What is required:
Reproduce every line of the material verbatim.

Saved data entries:

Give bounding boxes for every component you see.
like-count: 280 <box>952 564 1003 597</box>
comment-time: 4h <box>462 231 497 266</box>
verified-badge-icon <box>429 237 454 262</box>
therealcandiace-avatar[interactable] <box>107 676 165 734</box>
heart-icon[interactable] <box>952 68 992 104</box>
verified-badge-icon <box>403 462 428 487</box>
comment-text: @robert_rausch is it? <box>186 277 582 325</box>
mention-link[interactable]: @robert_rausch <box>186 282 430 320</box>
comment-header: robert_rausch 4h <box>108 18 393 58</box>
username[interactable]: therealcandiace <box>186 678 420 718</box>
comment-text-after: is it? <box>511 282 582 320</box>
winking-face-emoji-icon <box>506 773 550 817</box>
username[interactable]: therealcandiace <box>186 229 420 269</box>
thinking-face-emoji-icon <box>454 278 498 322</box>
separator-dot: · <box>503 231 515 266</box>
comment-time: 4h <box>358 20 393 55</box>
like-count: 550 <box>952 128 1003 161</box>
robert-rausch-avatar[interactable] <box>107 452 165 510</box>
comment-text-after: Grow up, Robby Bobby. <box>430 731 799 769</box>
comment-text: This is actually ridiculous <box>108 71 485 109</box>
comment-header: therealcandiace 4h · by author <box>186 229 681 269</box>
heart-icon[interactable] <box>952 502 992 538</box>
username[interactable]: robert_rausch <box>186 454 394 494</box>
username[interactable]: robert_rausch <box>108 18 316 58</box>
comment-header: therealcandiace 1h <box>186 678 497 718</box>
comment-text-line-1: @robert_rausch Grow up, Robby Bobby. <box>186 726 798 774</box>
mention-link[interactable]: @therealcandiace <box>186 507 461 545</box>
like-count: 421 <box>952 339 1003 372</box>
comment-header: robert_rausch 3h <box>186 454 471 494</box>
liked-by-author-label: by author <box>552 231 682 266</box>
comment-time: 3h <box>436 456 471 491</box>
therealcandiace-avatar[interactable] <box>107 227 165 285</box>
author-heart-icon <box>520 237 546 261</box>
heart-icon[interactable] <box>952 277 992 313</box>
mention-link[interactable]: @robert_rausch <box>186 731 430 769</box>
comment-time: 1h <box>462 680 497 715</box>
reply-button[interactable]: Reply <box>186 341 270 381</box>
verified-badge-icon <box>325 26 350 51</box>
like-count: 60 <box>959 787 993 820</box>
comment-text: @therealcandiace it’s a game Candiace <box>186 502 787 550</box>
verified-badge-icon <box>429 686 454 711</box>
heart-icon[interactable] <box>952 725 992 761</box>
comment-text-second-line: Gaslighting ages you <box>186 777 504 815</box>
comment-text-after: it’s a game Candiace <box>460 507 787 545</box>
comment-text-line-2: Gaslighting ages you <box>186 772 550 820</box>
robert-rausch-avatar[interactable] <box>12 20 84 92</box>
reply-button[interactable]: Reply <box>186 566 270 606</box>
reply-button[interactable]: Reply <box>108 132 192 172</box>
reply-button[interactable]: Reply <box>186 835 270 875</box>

Reply:
Give bounding boxes for every component you see.
like-count: 280 <box>952 564 1003 597</box>
comment-time: 4h <box>462 231 497 266</box>
verified-badge-icon <box>429 237 454 262</box>
therealcandiace-avatar[interactable] <box>107 676 165 734</box>
heart-icon[interactable] <box>952 68 992 104</box>
verified-badge-icon <box>403 462 428 487</box>
comment-text: @robert_rausch is it? <box>186 277 582 325</box>
mention-link[interactable]: @robert_rausch <box>186 282 430 320</box>
comment-header: robert_rausch 4h <box>108 18 393 58</box>
username[interactable]: therealcandiace <box>186 678 420 718</box>
comment-text-after: is it? <box>511 282 582 320</box>
winking-face-emoji-icon <box>506 773 550 817</box>
username[interactable]: therealcandiace <box>186 229 420 269</box>
thinking-face-emoji-icon <box>454 278 498 322</box>
separator-dot: · <box>503 231 515 266</box>
comment-time: 4h <box>358 20 393 55</box>
like-count: 550 <box>952 128 1003 161</box>
robert-rausch-avatar[interactable] <box>107 452 165 510</box>
comment-text-after: Grow up, Robby Bobby. <box>430 731 799 769</box>
comment-text: This is actually ridiculous <box>108 71 485 109</box>
comment-header: therealcandiace 4h · by author <box>186 229 681 269</box>
heart-icon[interactable] <box>952 502 992 538</box>
username[interactable]: robert_rausch <box>186 454 394 494</box>
username[interactable]: robert_rausch <box>108 18 316 58</box>
comment-header: therealcandiace 1h <box>186 678 497 718</box>
comment-text-line-1: @robert_rausch Grow up, Robby Bobby. <box>186 726 798 774</box>
mention-link[interactable]: @therealcandiace <box>186 507 461 545</box>
like-count: 421 <box>952 339 1003 372</box>
comment-header: robert_rausch 3h <box>186 454 471 494</box>
liked-by-author-label: by author <box>552 231 682 266</box>
comment-time: 3h <box>436 456 471 491</box>
therealcandiace-avatar[interactable] <box>107 227 165 285</box>
author-heart-icon <box>520 237 546 261</box>
heart-icon[interactable] <box>952 277 992 313</box>
mention-link[interactable]: @robert_rausch <box>186 731 430 769</box>
comment-time: 1h <box>462 680 497 715</box>
reply-button[interactable]: Reply <box>186 341 270 381</box>
verified-badge-icon <box>325 26 350 51</box>
like-count: 60 <box>959 787 993 820</box>
comment-text: @therealcandiace it’s a game Candiace <box>186 502 787 550</box>
verified-badge-icon <box>429 686 454 711</box>
heart-icon[interactable] <box>952 725 992 761</box>
comment-text-second-line: Gaslighting ages you <box>186 777 504 815</box>
comment-text-after: it’s a game Candiace <box>460 507 787 545</box>
comment-text-line-2: Gaslighting ages you <box>186 772 550 820</box>
robert-rausch-avatar[interactable] <box>12 20 84 92</box>
reply-button[interactable]: Reply <box>186 566 270 606</box>
reply-button[interactable]: Reply <box>108 132 192 172</box>
reply-button[interactable]: Reply <box>186 835 270 875</box>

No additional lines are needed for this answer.